_Figure data in JSON_
····················
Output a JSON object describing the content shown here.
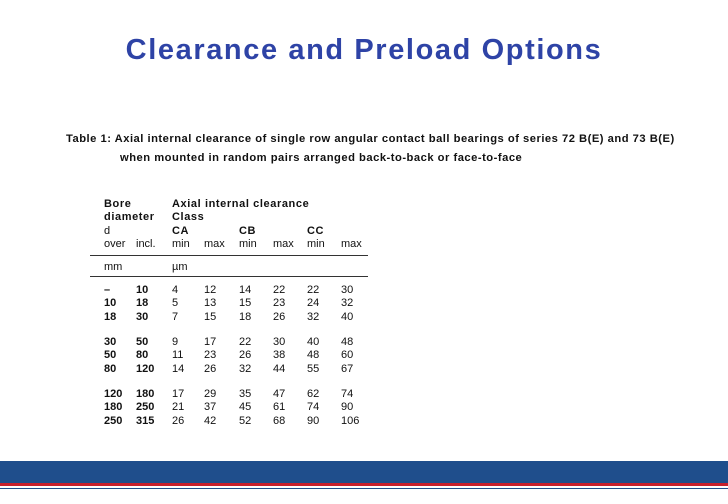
{
  "title": "Clearance and Preload Options",
  "caption": {
    "line1": "Table 1: Axial internal clearance of single row angular contact ball bearings of series 72 B(E) and 73 B(E)",
    "line2": "when mounted in random pairs arranged back-to-back or face-to-face"
  },
  "table": {
    "header": {
      "bore_line1": "Bore",
      "bore_line2": "diameter",
      "bore_line3": "d",
      "over": "over",
      "incl": "incl.",
      "group_line1": "Axial internal clearance",
      "group_line2": "Class",
      "classes": [
        "CA",
        "CB",
        "CC"
      ],
      "minmax": [
        "min",
        "max",
        "min",
        "max",
        "min",
        "max"
      ]
    },
    "units": {
      "bore": "mm",
      "clearance": "µm"
    },
    "rows": [
      [
        "–",
        "10",
        "4",
        "12",
        "14",
        "22",
        "22",
        "30"
      ],
      [
        "10",
        "18",
        "5",
        "13",
        "15",
        "23",
        "24",
        "32"
      ],
      [
        "18",
        "30",
        "7",
        "15",
        "18",
        "26",
        "32",
        "40"
      ],
      [
        "30",
        "50",
        "9",
        "17",
        "22",
        "30",
        "40",
        "48"
      ],
      [
        "50",
        "80",
        "11",
        "23",
        "26",
        "38",
        "48",
        "60"
      ],
      [
        "80",
        "120",
        "14",
        "26",
        "32",
        "44",
        "55",
        "67"
      ],
      [
        "120",
        "180",
        "17",
        "29",
        "35",
        "47",
        "62",
        "74"
      ],
      [
        "180",
        "250",
        "21",
        "37",
        "45",
        "61",
        "74",
        "90"
      ],
      [
        "250",
        "315",
        "26",
        "42",
        "52",
        "68",
        "90",
        "106"
      ]
    ]
  }
}
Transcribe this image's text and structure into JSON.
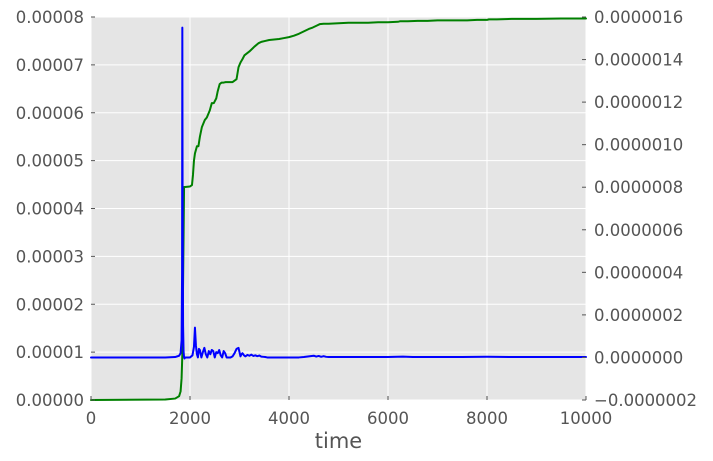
{
  "chart_data": {
    "type": "line",
    "xlabel": "time",
    "xlim": [
      0,
      10000
    ],
    "ylim_left": [
      0,
      8e-05
    ],
    "ylim_right": [
      -2e-07,
      1.6e-06
    ],
    "x_ticks": [
      0,
      2000,
      4000,
      6000,
      8000,
      10000
    ],
    "x_tick_labels": [
      "0",
      "2000",
      "4000",
      "6000",
      "8000",
      "10000"
    ],
    "y_left_ticks": [
      0,
      1e-05,
      2e-05,
      3e-05,
      4e-05,
      5e-05,
      6e-05,
      7e-05,
      8e-05
    ],
    "y_left_tick_labels": [
      "0.00000",
      "0.00001",
      "0.00002",
      "0.00003",
      "0.00004",
      "0.00005",
      "0.00006",
      "0.00007",
      "0.00008"
    ],
    "y_right_ticks": [
      -2e-07,
      0,
      2e-07,
      4e-07,
      6e-07,
      8e-07,
      1e-06,
      1.2e-06,
      1.4e-06,
      1.6e-06
    ],
    "y_right_tick_labels": [
      "−0.0000002",
      "0.0000000",
      "0.0000002",
      "0.0000004",
      "0.0000006",
      "0.0000008",
      "0.0000010",
      "0.0000012",
      "0.0000014",
      "0.0000016"
    ],
    "grid": true,
    "background": "#e5e5e5",
    "series": [
      {
        "axis": "left",
        "color": "#008000",
        "x": [
          0,
          1500,
          1700,
          1780,
          1810,
          1830,
          1845,
          1880,
          1900,
          2000,
          2040,
          2060,
          2080,
          2100,
          2140,
          2170,
          2200,
          2240,
          2300,
          2340,
          2400,
          2440,
          2480,
          2530,
          2560,
          2600,
          2640,
          2680,
          2720,
          2780,
          2860,
          2940,
          2980,
          3020,
          3060,
          3100,
          3200,
          3300,
          3380,
          3440,
          3520,
          3600,
          3700,
          3800,
          3900,
          4000,
          4100,
          4200,
          4300,
          4400,
          4480,
          4560,
          4620,
          4700,
          4800,
          5000,
          5200,
          5400,
          5600,
          5800,
          6000,
          6200,
          6240,
          6400,
          6600,
          6800,
          7000,
          7200,
          7400,
          7600,
          7800,
          8000,
          8040,
          8200,
          8500,
          9000,
          9500,
          10000
        ],
        "values": [
          0,
          1e-07,
          3e-07,
          8e-07,
          1.8e-06,
          4.5e-06,
          9.5e-06,
          4.45e-05,
          4.45e-05,
          4.46e-05,
          4.49e-05,
          4.7e-05,
          5e-05,
          5.15e-05,
          5.3e-05,
          5.3e-05,
          5.5e-05,
          5.7e-05,
          5.85e-05,
          5.9e-05,
          6.05e-05,
          6.2e-05,
          6.2e-05,
          6.3e-05,
          6.45e-05,
          6.6e-05,
          6.63e-05,
          6.63e-05,
          6.64e-05,
          6.64e-05,
          6.64e-05,
          6.7e-05,
          6.95e-05,
          7.05e-05,
          7.12e-05,
          7.2e-05,
          7.28e-05,
          7.38e-05,
          7.45e-05,
          7.48e-05,
          7.5e-05,
          7.52e-05,
          7.53e-05,
          7.54e-05,
          7.56e-05,
          7.58e-05,
          7.61e-05,
          7.65e-05,
          7.7e-05,
          7.75e-05,
          7.78e-05,
          7.82e-05,
          7.85e-05,
          7.86e-05,
          7.86e-05,
          7.87e-05,
          7.88e-05,
          7.88e-05,
          7.88e-05,
          7.89e-05,
          7.89e-05,
          7.9e-05,
          7.91e-05,
          7.91e-05,
          7.92e-05,
          7.92e-05,
          7.93e-05,
          7.93e-05,
          7.93e-05,
          7.93e-05,
          7.94e-05,
          7.94e-05,
          7.95e-05,
          7.95e-05,
          7.96e-05,
          7.96e-05,
          7.97e-05,
          7.97e-05
        ]
      },
      {
        "axis": "right",
        "color": "#0000ff",
        "x": [
          0,
          1000,
          1500,
          1700,
          1780,
          1810,
          1830,
          1840,
          1845,
          1850,
          1860,
          1870,
          1880,
          1890,
          1900,
          1920,
          1950,
          2000,
          2050,
          2080,
          2100,
          2120,
          2140,
          2160,
          2180,
          2200,
          2230,
          2260,
          2290,
          2320,
          2350,
          2380,
          2410,
          2440,
          2470,
          2500,
          2530,
          2560,
          2590,
          2620,
          2650,
          2680,
          2710,
          2740,
          2780,
          2820,
          2860,
          2900,
          2940,
          2980,
          3000,
          3020,
          3040,
          3060,
          3090,
          3120,
          3160,
          3200,
          3240,
          3280,
          3320,
          3360,
          3400,
          3440,
          3480,
          3520,
          3560,
          3600,
          3700,
          3800,
          3900,
          4000,
          4100,
          4200,
          4300,
          4400,
          4500,
          4550,
          4600,
          4650,
          4700,
          4750,
          4800,
          5000,
          5500,
          6000,
          6300,
          6500,
          7000,
          7500,
          8000,
          8500,
          9000,
          9500,
          10000
        ],
        "values": [
          0,
          0,
          0,
          2e-09,
          8e-09,
          2e-08,
          8e-08,
          4e-07,
          1.55e-06,
          8e-07,
          1.5e-07,
          3e-08,
          0,
          -5e-09,
          0,
          0,
          0,
          0,
          1e-08,
          5e-08,
          1.4e-07,
          5.5e-08,
          1.5e-08,
          0,
          4e-08,
          3.5e-08,
          0,
          2.5e-08,
          4.5e-08,
          1.5e-08,
          0,
          3e-08,
          1.5e-08,
          3.5e-08,
          3e-08,
          0,
          2.5e-08,
          2e-08,
          3.5e-08,
          1e-08,
          0,
          3e-08,
          2e-08,
          0,
          0,
          0,
          5e-09,
          2e-08,
          4e-08,
          4.5e-08,
          2.5e-08,
          5e-09,
          1.5e-08,
          2e-08,
          1e-08,
          5e-09,
          1.2e-08,
          8e-09,
          1.3e-08,
          7e-09,
          1e-08,
          6e-09,
          9e-09,
          4e-09,
          3e-09,
          2e-09,
          0,
          0,
          0,
          0,
          0,
          0,
          0,
          0,
          2e-09,
          5e-09,
          8e-09,
          4e-09,
          7e-09,
          3e-09,
          6e-09,
          3e-09,
          2e-09,
          2e-09,
          2e-09,
          2e-09,
          4e-09,
          2e-09,
          2e-09,
          2e-09,
          3e-09,
          2e-09,
          2e-09,
          2e-09,
          2e-09
        ]
      }
    ]
  }
}
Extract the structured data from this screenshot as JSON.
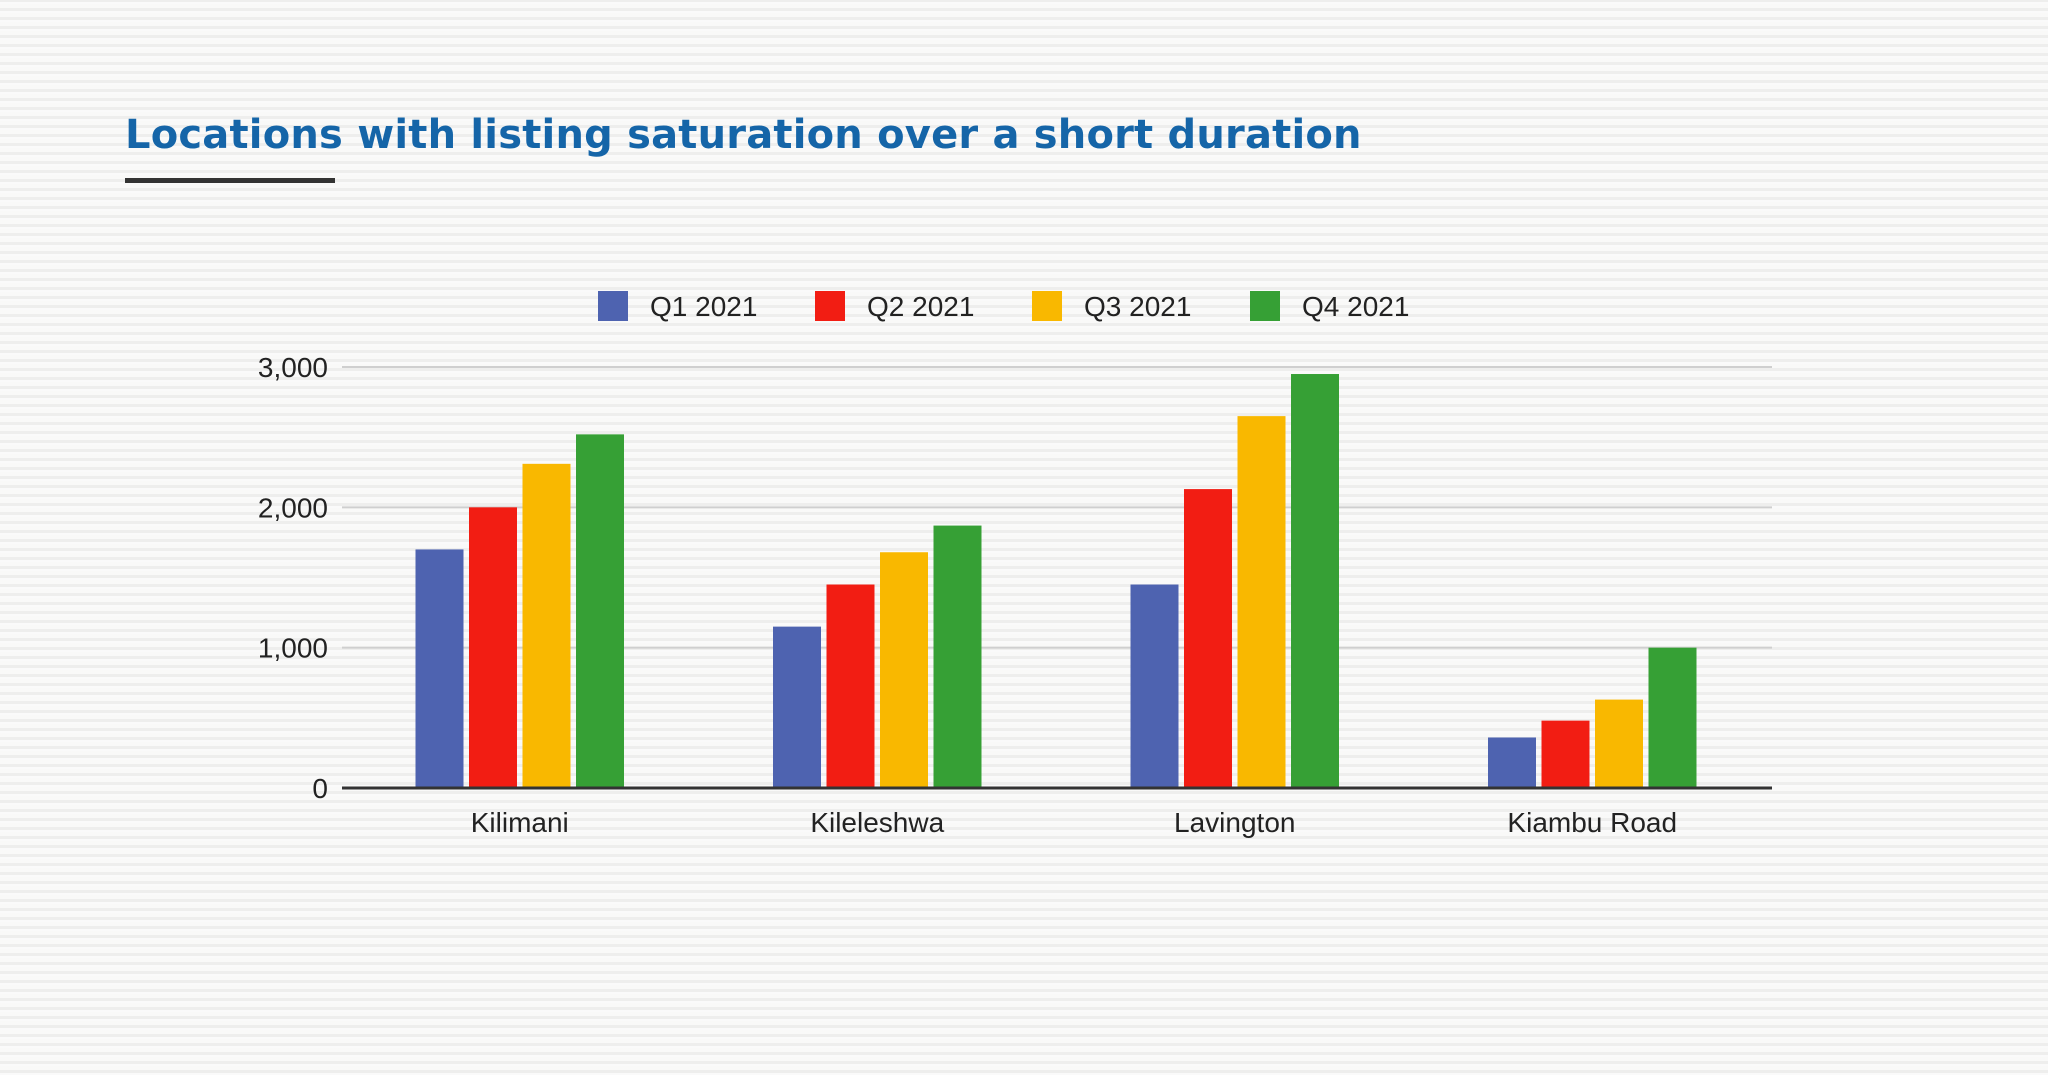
{
  "chart_data": {
    "type": "bar",
    "title": "Locations with listing saturation over a short duration",
    "xlabel": "",
    "ylabel": "",
    "ylim": [
      0,
      3000
    ],
    "yticks": [
      "0",
      "1,000",
      "2,000",
      "3,000"
    ],
    "grid": true,
    "legend_position": "top",
    "categories": [
      "Kilimani",
      "Kileleshwa",
      "Lavington",
      "Kiambu Road"
    ],
    "series": [
      {
        "name": "Q1 2021",
        "color": "#4e63b0",
        "values": [
          1700,
          1150,
          1450,
          360
        ]
      },
      {
        "name": "Q2 2021",
        "color": "#f21d13",
        "values": [
          2000,
          1450,
          2130,
          480
        ]
      },
      {
        "name": "Q3 2021",
        "color": "#f9b800",
        "values": [
          2310,
          1680,
          2650,
          630
        ]
      },
      {
        "name": "Q4 2021",
        "color": "#36a035",
        "values": [
          2520,
          1870,
          2950,
          1000
        ]
      }
    ]
  }
}
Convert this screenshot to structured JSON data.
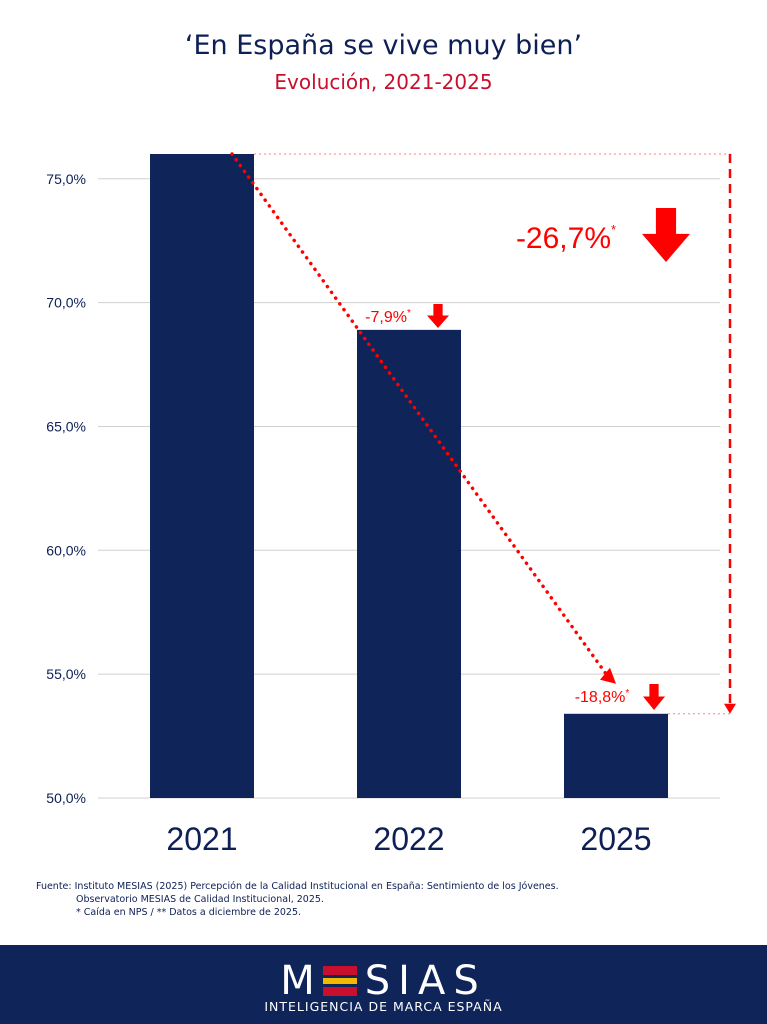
{
  "header": {
    "title": "‘En España se vive muy bien’",
    "subtitle": "Evolución, 2021-2025"
  },
  "chart_data": {
    "type": "bar",
    "categories": [
      "2021",
      "2022",
      "2025"
    ],
    "values": [
      76.0,
      68.9,
      53.4
    ],
    "ylim": [
      50,
      76
    ],
    "yticks": [
      50,
      55,
      60,
      65,
      70,
      75
    ],
    "ytick_labels": [
      "50,0%",
      "55,0%",
      "60,0%",
      "65,0%",
      "70,0%",
      "75,0%"
    ],
    "grid": true,
    "bar_color": "#0f2459",
    "annotations": [
      {
        "label": "-7,9%",
        "marker": "*",
        "category": "2022"
      },
      {
        "label": "-18,8%",
        "marker": "*",
        "category": "2025"
      },
      {
        "label": "-26,7%",
        "marker": "*",
        "span": [
          "2021",
          "2025"
        ]
      }
    ],
    "accent_color": "#ff0000"
  },
  "source": {
    "line1": "Fuente: Instituto MESIAS (2025) Percepción de la Calidad Institucional en España: Sentimiento de los Jóvenes.",
    "line2": "Observatorio MESIAS de Calidad Institucional, 2025.",
    "line3": "* Caída en NPS / ** Datos a diciembre de 2025."
  },
  "footer": {
    "logo_rest": "SIAS",
    "logo_first": "M",
    "tagline": "INTELIGENCIA DE MARCA ESPAÑA"
  }
}
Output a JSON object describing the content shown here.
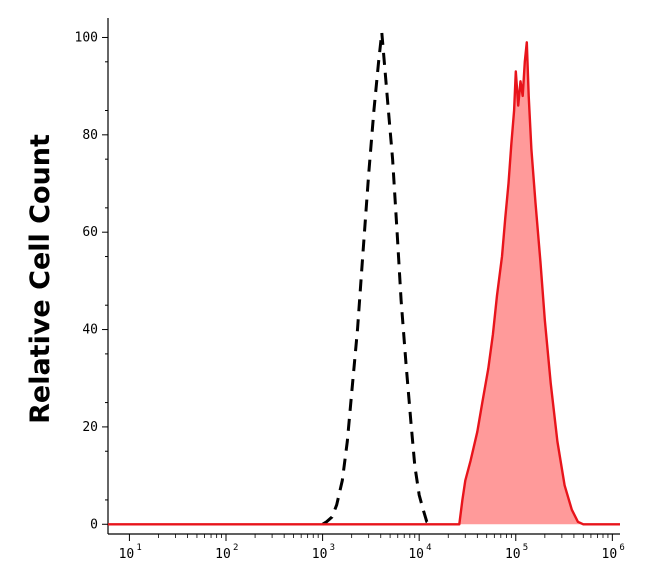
{
  "chart_data": {
    "type": "area",
    "title": "",
    "xlabel": "",
    "ylabel": "Relative Cell Count",
    "x_scale": "log",
    "xlim": [
      6,
      1200000
    ],
    "ylim": [
      -2,
      104
    ],
    "y_ticks": [
      0,
      20,
      40,
      60,
      80,
      100
    ],
    "x_ticks": [
      {
        "base": "10",
        "exp": "1",
        "value": 10
      },
      {
        "base": "10",
        "exp": "2",
        "value": 100
      },
      {
        "base": "10",
        "exp": "3",
        "value": 1000
      },
      {
        "base": "10",
        "exp": "4",
        "value": 10000
      },
      {
        "base": "10",
        "exp": "5",
        "value": 100000
      },
      {
        "base": "10",
        "exp": "6",
        "value": 1000000
      }
    ],
    "grid": false,
    "series": [
      {
        "style": "dashed",
        "color": "#000000",
        "fill": "none",
        "points": [
          [
            1000,
            0
          ],
          [
            1100,
            0.5
          ],
          [
            1250,
            1.5
          ],
          [
            1400,
            4
          ],
          [
            1600,
            9
          ],
          [
            1800,
            17
          ],
          [
            2000,
            27
          ],
          [
            2300,
            40
          ],
          [
            2600,
            55
          ],
          [
            3000,
            72
          ],
          [
            3400,
            85
          ],
          [
            3800,
            95
          ],
          [
            4100,
            101
          ],
          [
            4400,
            94
          ],
          [
            4800,
            85
          ],
          [
            5300,
            75
          ],
          [
            5900,
            60
          ],
          [
            6500,
            46
          ],
          [
            7300,
            33
          ],
          [
            8200,
            21
          ],
          [
            9000,
            12
          ],
          [
            10000,
            6
          ],
          [
            11000,
            3
          ],
          [
            12000,
            0.5
          ],
          [
            13000,
            0
          ]
        ]
      },
      {
        "style": "solid",
        "color": "#e8141b",
        "fill": "#ff9a9a",
        "points": [
          [
            26000,
            0
          ],
          [
            28000,
            5
          ],
          [
            30000,
            9
          ],
          [
            34000,
            13
          ],
          [
            40000,
            19
          ],
          [
            45000,
            25
          ],
          [
            52000,
            32
          ],
          [
            58000,
            39
          ],
          [
            64000,
            47
          ],
          [
            72000,
            55
          ],
          [
            78000,
            63
          ],
          [
            84000,
            70
          ],
          [
            90000,
            78
          ],
          [
            96000,
            85
          ],
          [
            100000,
            93
          ],
          [
            106000,
            86
          ],
          [
            112000,
            91
          ],
          [
            118000,
            88
          ],
          [
            124000,
            95
          ],
          [
            130000,
            99
          ],
          [
            136000,
            88
          ],
          [
            145000,
            77
          ],
          [
            160000,
            66
          ],
          [
            180000,
            54
          ],
          [
            200000,
            42
          ],
          [
            230000,
            29
          ],
          [
            270000,
            17
          ],
          [
            320000,
            8
          ],
          [
            380000,
            3
          ],
          [
            440000,
            0.5
          ],
          [
            500000,
            0
          ]
        ]
      }
    ]
  }
}
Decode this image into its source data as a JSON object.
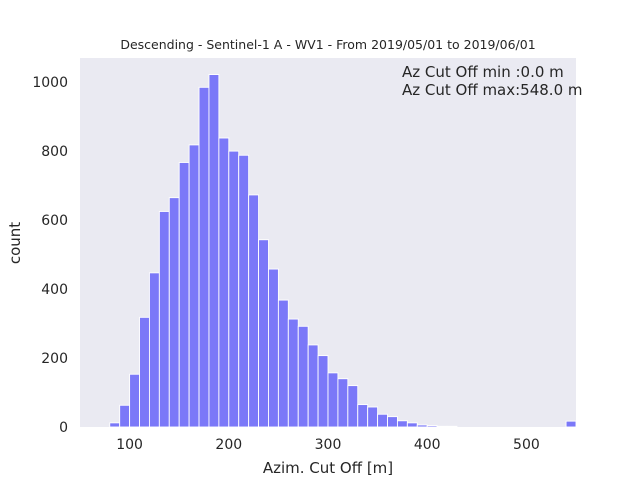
····················
_Work to be completed_
Gather each line that holds "Institucional".

_Result of this task_
    "line1": "Fuente: Instituto MESIAS (2025) Percepción de la Calidad Institucional en España: Sentimiento de los Jóvenes.",
    "line2": "Observatorio MESIAS de Calidad Institucional, 2025.",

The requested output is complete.